>> BEGIN DATA FOR THE TASK

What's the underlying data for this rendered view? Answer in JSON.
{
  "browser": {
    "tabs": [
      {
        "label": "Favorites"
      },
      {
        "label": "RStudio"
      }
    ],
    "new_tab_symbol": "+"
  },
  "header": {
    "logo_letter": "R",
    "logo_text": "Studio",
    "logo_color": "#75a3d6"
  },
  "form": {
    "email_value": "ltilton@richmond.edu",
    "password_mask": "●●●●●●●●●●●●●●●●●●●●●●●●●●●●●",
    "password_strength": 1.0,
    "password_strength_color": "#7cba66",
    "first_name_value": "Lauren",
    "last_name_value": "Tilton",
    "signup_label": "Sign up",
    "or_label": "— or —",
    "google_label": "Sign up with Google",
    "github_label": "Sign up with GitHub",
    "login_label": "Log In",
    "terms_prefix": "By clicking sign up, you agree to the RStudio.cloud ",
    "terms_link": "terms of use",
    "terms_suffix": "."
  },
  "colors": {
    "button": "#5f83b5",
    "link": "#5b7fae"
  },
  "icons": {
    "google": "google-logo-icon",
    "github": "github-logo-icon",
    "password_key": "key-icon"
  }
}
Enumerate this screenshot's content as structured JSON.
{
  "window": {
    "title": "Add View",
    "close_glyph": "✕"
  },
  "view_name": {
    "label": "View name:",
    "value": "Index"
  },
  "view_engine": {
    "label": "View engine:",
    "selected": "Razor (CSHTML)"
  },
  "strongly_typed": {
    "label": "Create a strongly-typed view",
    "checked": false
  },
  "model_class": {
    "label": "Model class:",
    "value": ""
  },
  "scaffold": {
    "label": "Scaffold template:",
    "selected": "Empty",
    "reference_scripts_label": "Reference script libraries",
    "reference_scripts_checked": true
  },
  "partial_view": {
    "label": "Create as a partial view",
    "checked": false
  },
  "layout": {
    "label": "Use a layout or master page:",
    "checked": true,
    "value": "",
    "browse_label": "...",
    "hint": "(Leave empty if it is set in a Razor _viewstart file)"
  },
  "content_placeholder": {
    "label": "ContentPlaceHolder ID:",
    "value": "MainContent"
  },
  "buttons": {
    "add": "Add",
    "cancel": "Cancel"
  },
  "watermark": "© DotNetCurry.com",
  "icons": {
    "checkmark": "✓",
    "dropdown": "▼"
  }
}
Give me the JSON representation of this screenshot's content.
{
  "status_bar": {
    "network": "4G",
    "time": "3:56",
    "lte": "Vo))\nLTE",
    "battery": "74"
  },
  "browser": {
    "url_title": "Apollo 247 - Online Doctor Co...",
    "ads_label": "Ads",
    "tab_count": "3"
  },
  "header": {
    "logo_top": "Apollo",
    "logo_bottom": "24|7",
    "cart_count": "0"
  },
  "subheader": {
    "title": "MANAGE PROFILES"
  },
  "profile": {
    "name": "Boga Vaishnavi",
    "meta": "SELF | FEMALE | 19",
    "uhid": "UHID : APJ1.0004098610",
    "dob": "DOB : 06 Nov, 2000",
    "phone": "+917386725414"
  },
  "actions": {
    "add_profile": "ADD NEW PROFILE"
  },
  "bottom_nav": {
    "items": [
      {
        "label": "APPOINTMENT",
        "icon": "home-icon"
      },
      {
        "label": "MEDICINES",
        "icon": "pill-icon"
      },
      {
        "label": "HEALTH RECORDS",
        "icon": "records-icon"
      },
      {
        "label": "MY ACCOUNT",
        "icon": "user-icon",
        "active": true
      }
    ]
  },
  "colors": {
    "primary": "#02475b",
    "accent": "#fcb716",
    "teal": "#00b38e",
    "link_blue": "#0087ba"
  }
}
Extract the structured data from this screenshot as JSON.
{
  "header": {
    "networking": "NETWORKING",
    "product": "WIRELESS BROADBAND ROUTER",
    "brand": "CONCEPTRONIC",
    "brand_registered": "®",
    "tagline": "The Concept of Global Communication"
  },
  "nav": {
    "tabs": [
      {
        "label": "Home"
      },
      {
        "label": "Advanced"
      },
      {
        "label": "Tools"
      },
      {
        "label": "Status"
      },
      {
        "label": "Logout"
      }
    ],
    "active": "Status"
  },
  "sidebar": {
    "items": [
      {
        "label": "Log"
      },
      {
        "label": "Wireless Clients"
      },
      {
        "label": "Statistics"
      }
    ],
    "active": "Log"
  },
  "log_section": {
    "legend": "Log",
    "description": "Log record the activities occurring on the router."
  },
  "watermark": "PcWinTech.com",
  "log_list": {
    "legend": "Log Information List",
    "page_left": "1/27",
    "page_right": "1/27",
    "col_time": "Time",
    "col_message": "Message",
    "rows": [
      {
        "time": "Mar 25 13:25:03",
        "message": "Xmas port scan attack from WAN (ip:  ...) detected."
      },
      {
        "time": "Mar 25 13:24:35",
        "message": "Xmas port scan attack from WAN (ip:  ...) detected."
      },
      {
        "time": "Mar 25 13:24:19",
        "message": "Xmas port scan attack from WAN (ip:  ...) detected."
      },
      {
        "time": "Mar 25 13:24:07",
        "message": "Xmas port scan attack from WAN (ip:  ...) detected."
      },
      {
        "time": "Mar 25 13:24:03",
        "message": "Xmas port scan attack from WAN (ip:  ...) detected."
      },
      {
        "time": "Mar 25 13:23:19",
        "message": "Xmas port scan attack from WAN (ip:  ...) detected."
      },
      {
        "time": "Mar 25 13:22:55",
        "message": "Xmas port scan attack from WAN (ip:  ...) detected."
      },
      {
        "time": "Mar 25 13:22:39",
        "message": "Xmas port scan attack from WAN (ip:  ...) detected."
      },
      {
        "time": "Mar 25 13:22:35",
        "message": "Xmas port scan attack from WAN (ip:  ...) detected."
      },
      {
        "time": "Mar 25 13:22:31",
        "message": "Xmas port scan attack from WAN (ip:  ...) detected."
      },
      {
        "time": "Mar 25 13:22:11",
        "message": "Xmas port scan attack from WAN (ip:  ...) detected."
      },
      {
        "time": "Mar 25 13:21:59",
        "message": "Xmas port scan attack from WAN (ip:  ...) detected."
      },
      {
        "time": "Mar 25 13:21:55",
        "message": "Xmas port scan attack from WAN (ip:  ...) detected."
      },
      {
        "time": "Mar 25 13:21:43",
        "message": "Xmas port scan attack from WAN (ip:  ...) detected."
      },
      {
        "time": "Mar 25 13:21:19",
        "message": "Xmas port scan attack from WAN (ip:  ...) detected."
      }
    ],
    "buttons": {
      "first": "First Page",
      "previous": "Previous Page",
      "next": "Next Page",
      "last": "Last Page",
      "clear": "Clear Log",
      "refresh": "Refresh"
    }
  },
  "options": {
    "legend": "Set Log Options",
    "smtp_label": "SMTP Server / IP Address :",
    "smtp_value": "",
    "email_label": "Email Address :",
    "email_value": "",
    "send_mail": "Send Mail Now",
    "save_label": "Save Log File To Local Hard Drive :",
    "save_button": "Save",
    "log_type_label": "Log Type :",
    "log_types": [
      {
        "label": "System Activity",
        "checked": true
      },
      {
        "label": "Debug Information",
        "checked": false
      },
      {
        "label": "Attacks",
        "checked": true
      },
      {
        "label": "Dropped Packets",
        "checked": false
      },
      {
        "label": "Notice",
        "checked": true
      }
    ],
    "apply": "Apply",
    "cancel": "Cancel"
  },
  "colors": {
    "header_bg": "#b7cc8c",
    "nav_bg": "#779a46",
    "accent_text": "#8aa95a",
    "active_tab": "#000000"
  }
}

>> END DATA FOR THE TASK

Every record shown above should be written out again exactly.

What's the underlying data for this rendered view? Answer in JSON.
{
  "browser": {
    "tabs": [
      {
        "label": "Favorites"
      },
      {
        "label": "RStudio"
      }
    ],
    "new_tab_symbol": "+"
  },
  "header": {
    "logo_letter": "R",
    "logo_text": "Studio",
    "logo_color": "#75a3d6"
  },
  "form": {
    "email_value": "ltilton@richmond.edu",
    "password_mask": "●●●●●●●●●●●●●●●●●●●●●●●●●●●●●",
    "password_strength": 1.0,
    "password_strength_color": "#7cba66",
    "first_name_value": "Lauren",
    "last_name_value": "Tilton",
    "signup_label": "Sign up",
    "or_label": "— or —",
    "google_label": "Sign up with Google",
    "github_label": "Sign up with GitHub",
    "login_label": "Log In",
    "terms_prefix": "By clicking sign up, you agree to the RStudio.cloud ",
    "terms_link": "terms of use",
    "terms_suffix": "."
  },
  "colors": {
    "button": "#5f83b5",
    "link": "#5b7fae"
  },
  "icons": {
    "google": "google-logo-icon",
    "github": "github-logo-icon",
    "password_key": "key-icon"
  }
}
Enumerate this screenshot's content as structured JSON.
{
  "window": {
    "title": "Add View",
    "close_glyph": "✕"
  },
  "view_name": {
    "label": "View name:",
    "value": "Index"
  },
  "view_engine": {
    "label": "View engine:",
    "selected": "Razor (CSHTML)"
  },
  "strongly_typed": {
    "label": "Create a strongly-typed view",
    "checked": false
  },
  "model_class": {
    "label": "Model class:",
    "value": ""
  },
  "scaffold": {
    "label": "Scaffold template:",
    "selected": "Empty",
    "reference_scripts_label": "Reference script libraries",
    "reference_scripts_checked": true
  },
  "partial_view": {
    "label": "Create as a partial view",
    "checked": false
  },
  "layout": {
    "label": "Use a layout or master page:",
    "checked": true,
    "value": "",
    "browse_label": "...",
    "hint": "(Leave empty if it is set in a Razor _viewstart file)"
  },
  "content_placeholder": {
    "label": "ContentPlaceHolder ID:",
    "value": "MainContent"
  },
  "buttons": {
    "add": "Add",
    "cancel": "Cancel"
  },
  "watermark": "© DotNetCurry.com",
  "icons": {
    "checkmark": "✓",
    "dropdown": "▼"
  }
}
Give me the JSON representation of this screenshot's content.
{
  "status_bar": {
    "network": "4G",
    "time": "3:56",
    "lte": "Vo))\nLTE",
    "battery": "74"
  },
  "browser": {
    "url_title": "Apollo 247 - Online Doctor Co...",
    "ads_label": "Ads",
    "tab_count": "3"
  },
  "header": {
    "logo_top": "Apollo",
    "logo_bottom": "24|7",
    "cart_count": "0"
  },
  "subheader": {
    "title": "MANAGE PROFILES"
  },
  "profile": {
    "name": "Boga Vaishnavi",
    "meta": "SELF | FEMALE | 19",
    "uhid": "UHID : APJ1.0004098610",
    "dob": "DOB : 06 Nov, 2000",
    "phone": "+917386725414"
  },
  "actions": {
    "add_profile": "ADD NEW PROFILE"
  },
  "bottom_nav": {
    "items": [
      {
        "label": "APPOINTMENT",
        "icon": "home-icon"
      },
      {
        "label": "MEDICINES",
        "icon": "pill-icon"
      },
      {
        "label": "HEALTH RECORDS",
        "icon": "records-icon"
      },
      {
        "label": "MY ACCOUNT",
        "icon": "user-icon",
        "active": true
      }
    ]
  },
  "colors": {
    "primary": "#02475b",
    "accent": "#fcb716",
    "teal": "#00b38e",
    "link_blue": "#0087ba"
  }
}
Extract the structured data from this screenshot as JSON.
{
  "header": {
    "networking": "NETWORKING",
    "product": "WIRELESS BROADBAND ROUTER",
    "brand": "CONCEPTRONIC",
    "brand_registered": "®",
    "tagline": "The Concept of Global Communication"
  },
  "nav": {
    "tabs": [
      {
        "label": "Home"
      },
      {
        "label": "Advanced"
      },
      {
        "label": "Tools"
      },
      {
        "label": "Status"
      },
      {
        "label": "Logout"
      }
    ],
    "active": "Status"
  },
  "sidebar": {
    "items": [
      {
        "label": "Log"
      },
      {
        "label": "Wireless Clients"
      },
      {
        "label": "Statistics"
      }
    ],
    "active": "Log"
  },
  "log_section": {
    "legend": "Log",
    "description": "Log record the activities occurring on the router."
  },
  "watermark": "PcWinTech.com",
  "log_list": {
    "legend": "Log Information List",
    "page_left": "1/27",
    "page_right": "1/27",
    "col_time": "Time",
    "col_message": "Message",
    "rows": [
      {
        "time": "Mar 25 13:25:03",
        "message": "Xmas port scan attack from WAN (ip:  ...) detected."
      },
      {
        "time": "Mar 25 13:24:35",
        "message": "Xmas port scan attack from WAN (ip:  ...) detected."
      },
      {
        "time": "Mar 25 13:24:19",
        "message": "Xmas port scan attack from WAN (ip:  ...) detected."
      },
      {
        "time": "Mar 25 13:24:07",
        "message": "Xmas port scan attack from WAN (ip:  ...) detected."
      },
      {
        "time": "Mar 25 13:24:03",
        "message": "Xmas port scan attack from WAN (ip:  ...) detected."
      },
      {
        "time": "Mar 25 13:23:19",
        "message": "Xmas port scan attack from WAN (ip:  ...) detected."
      },
      {
        "time": "Mar 25 13:22:55",
        "message": "Xmas port scan attack from WAN (ip:  ...) detected."
      },
      {
        "time": "Mar 25 13:22:39",
        "message": "Xmas port scan attack from WAN (ip:  ...) detected."
      },
      {
        "time": "Mar 25 13:22:35",
        "message": "Xmas port scan attack from WAN (ip:  ...) detected."
      },
      {
        "time": "Mar 25 13:22:31",
        "message": "Xmas port scan attack from WAN (ip:  ...) detected."
      },
      {
        "time": "Mar 25 13:22:11",
        "message": "Xmas port scan attack from WAN (ip:  ...) detected."
      },
      {
        "time": "Mar 25 13:21:59",
        "message": "Xmas port scan attack from WAN (ip:  ...) detected."
      },
      {
        "time": "Mar 25 13:21:55",
        "message": "Xmas port scan attack from WAN (ip:  ...) detected."
      },
      {
        "time": "Mar 25 13:21:43",
        "message": "Xmas port scan attack from WAN (ip:  ...) detected."
      },
      {
        "time": "Mar 25 13:21:19",
        "message": "Xmas port scan attack from WAN (ip:  ...) detected."
      }
    ],
    "buttons": {
      "first": "First Page",
      "previous": "Previous Page",
      "next": "Next Page",
      "last": "Last Page",
      "clear": "Clear Log",
      "refresh": "Refresh"
    }
  },
  "options": {
    "legend": "Set Log Options",
    "smtp_label": "SMTP Server / IP Address :",
    "smtp_value": "",
    "email_label": "Email Address :",
    "email_value": "",
    "send_mail": "Send Mail Now",
    "save_label": "Save Log File To Local Hard Drive :",
    "save_button": "Save",
    "log_type_label": "Log Type :",
    "log_types": [
      {
        "label": "System Activity",
        "checked": true
      },
      {
        "label": "Debug Information",
        "checked": false
      },
      {
        "label": "Attacks",
        "checked": true
      },
      {
        "label": "Dropped Packets",
        "checked": false
      },
      {
        "label": "Notice",
        "checked": true
      }
    ],
    "apply": "Apply",
    "cancel": "Cancel"
  },
  "colors": {
    "header_bg": "#b7cc8c",
    "nav_bg": "#779a46",
    "accent_text": "#8aa95a",
    "active_tab": "#000000"
  }
}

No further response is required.